**EXERCISE DESCRIPTION:** Figure out how many lines in these records contain "hier". Only the number belongs in the reply.

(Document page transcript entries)
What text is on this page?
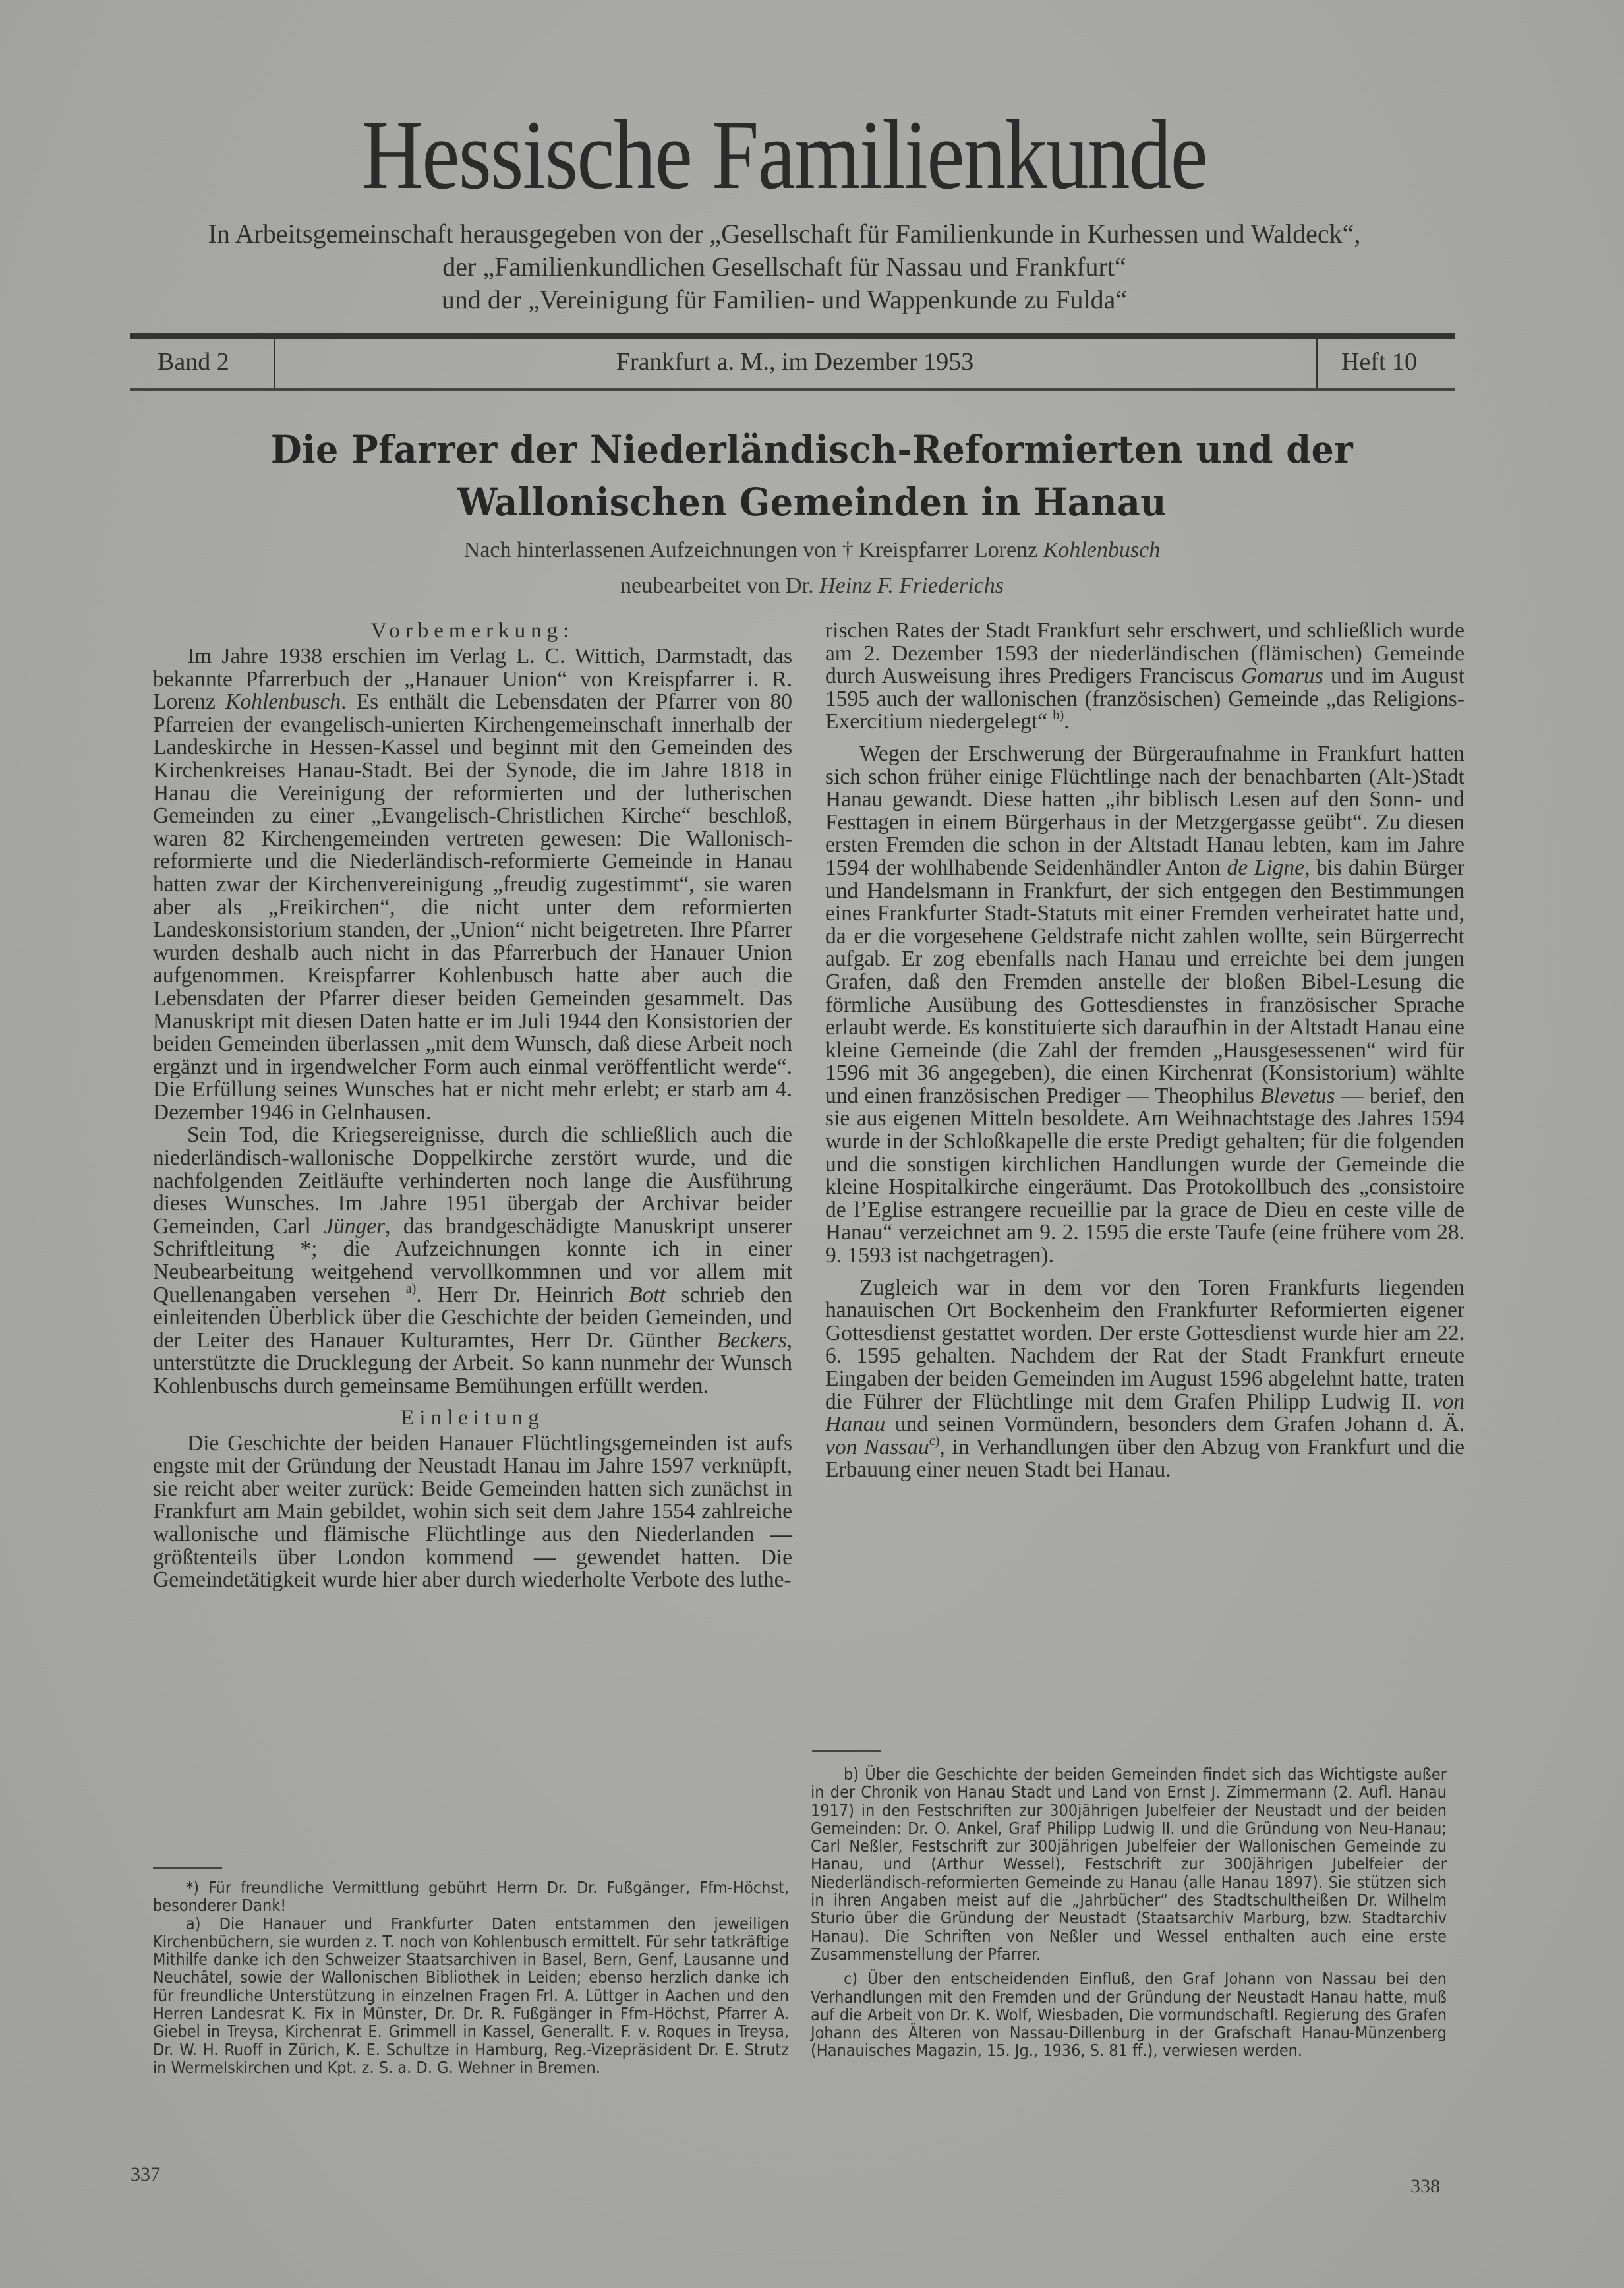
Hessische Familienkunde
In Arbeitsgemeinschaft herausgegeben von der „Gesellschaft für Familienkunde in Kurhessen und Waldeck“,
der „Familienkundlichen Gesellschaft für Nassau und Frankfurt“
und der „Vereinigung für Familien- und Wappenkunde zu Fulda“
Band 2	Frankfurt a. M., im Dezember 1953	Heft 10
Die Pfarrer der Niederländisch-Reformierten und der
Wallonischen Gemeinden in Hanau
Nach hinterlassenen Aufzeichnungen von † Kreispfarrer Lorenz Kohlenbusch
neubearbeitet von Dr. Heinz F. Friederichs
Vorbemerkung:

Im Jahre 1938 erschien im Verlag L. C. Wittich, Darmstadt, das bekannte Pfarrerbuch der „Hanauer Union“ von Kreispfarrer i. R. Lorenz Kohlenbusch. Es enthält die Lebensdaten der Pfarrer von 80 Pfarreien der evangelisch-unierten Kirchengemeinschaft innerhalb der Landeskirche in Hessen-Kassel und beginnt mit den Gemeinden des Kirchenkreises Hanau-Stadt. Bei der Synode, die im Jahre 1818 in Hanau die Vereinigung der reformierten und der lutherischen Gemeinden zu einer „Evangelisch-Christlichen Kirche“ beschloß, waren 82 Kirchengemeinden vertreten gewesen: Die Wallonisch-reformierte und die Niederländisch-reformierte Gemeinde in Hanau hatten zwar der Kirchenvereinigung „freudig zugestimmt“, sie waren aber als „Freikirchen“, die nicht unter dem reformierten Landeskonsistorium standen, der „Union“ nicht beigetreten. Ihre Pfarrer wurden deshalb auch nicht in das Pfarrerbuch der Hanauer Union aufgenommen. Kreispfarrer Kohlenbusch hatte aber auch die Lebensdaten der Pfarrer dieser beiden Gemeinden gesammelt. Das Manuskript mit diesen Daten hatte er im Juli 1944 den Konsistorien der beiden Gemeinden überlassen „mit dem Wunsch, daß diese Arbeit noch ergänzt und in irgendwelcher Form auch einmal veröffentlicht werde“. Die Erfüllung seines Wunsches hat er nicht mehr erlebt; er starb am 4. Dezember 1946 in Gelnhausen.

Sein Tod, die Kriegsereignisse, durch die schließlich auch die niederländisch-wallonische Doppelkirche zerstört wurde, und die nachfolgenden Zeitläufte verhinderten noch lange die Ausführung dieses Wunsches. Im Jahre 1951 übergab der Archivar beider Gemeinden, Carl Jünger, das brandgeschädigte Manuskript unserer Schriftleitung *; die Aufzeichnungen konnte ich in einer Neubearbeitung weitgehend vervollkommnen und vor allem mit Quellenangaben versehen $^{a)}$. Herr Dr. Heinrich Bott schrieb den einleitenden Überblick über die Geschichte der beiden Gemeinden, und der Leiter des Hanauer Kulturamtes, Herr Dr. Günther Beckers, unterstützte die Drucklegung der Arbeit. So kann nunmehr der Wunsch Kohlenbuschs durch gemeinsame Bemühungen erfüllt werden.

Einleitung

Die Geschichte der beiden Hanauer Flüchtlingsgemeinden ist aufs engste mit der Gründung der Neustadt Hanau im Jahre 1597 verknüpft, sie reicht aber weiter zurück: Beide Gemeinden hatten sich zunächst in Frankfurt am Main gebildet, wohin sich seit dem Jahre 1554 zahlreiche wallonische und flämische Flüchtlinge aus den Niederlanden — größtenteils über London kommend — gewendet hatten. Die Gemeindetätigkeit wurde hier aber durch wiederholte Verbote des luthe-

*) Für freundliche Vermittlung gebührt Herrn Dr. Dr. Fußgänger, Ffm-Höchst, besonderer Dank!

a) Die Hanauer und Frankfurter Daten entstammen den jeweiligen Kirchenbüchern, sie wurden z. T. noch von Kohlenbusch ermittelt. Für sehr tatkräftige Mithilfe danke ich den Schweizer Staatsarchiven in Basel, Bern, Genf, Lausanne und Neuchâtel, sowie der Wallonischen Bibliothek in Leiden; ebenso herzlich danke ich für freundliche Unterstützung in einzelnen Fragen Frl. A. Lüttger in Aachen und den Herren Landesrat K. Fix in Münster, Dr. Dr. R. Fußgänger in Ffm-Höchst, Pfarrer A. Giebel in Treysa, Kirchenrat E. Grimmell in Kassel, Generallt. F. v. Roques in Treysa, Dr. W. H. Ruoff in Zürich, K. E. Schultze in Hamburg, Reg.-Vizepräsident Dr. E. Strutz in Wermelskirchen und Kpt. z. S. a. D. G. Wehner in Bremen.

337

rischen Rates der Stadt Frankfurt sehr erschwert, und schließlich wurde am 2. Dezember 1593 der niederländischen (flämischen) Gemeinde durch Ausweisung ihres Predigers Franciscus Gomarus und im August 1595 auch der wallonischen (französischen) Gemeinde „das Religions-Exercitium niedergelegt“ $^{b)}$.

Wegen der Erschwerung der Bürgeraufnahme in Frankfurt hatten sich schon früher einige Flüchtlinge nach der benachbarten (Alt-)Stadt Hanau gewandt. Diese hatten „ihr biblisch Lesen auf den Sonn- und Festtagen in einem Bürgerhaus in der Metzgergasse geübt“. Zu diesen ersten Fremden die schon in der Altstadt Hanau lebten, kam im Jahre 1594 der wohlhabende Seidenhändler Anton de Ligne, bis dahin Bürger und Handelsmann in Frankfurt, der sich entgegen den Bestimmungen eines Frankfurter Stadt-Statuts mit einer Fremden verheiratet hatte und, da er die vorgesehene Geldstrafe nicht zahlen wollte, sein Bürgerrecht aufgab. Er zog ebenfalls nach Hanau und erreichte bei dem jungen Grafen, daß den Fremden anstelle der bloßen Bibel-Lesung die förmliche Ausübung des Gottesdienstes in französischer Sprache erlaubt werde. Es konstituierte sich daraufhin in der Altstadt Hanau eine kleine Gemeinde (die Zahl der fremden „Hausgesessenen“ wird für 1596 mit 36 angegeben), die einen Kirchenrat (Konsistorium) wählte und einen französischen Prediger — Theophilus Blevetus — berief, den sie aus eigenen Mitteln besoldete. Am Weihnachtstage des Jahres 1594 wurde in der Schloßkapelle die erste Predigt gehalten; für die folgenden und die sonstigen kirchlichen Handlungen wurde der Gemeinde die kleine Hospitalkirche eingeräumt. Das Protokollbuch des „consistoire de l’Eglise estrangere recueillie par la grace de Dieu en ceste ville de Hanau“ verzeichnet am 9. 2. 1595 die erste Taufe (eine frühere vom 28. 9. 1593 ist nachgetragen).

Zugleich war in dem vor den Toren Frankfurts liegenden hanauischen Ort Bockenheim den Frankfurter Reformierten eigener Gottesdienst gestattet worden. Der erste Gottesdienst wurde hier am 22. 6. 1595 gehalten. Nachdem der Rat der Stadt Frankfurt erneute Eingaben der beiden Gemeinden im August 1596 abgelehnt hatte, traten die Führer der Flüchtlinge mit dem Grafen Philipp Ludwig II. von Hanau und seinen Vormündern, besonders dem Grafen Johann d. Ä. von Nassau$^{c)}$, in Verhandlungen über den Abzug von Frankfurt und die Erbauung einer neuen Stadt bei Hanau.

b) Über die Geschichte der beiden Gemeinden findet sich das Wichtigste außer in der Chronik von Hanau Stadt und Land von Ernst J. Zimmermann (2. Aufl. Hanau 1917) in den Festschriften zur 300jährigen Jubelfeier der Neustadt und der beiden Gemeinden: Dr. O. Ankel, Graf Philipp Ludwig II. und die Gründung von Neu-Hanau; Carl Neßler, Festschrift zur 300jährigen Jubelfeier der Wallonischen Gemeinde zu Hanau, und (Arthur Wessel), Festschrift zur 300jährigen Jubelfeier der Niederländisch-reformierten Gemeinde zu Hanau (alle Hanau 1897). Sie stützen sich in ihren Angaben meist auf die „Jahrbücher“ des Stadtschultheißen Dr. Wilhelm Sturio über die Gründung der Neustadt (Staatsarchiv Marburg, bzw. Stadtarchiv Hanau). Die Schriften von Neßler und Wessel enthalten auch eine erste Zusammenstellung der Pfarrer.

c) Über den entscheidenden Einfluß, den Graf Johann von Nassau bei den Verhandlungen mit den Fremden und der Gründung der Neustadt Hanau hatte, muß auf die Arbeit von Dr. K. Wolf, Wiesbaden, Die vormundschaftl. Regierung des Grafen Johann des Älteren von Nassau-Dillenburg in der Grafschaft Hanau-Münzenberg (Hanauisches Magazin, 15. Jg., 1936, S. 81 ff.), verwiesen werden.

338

**EXERCISE SOLUTION:** 2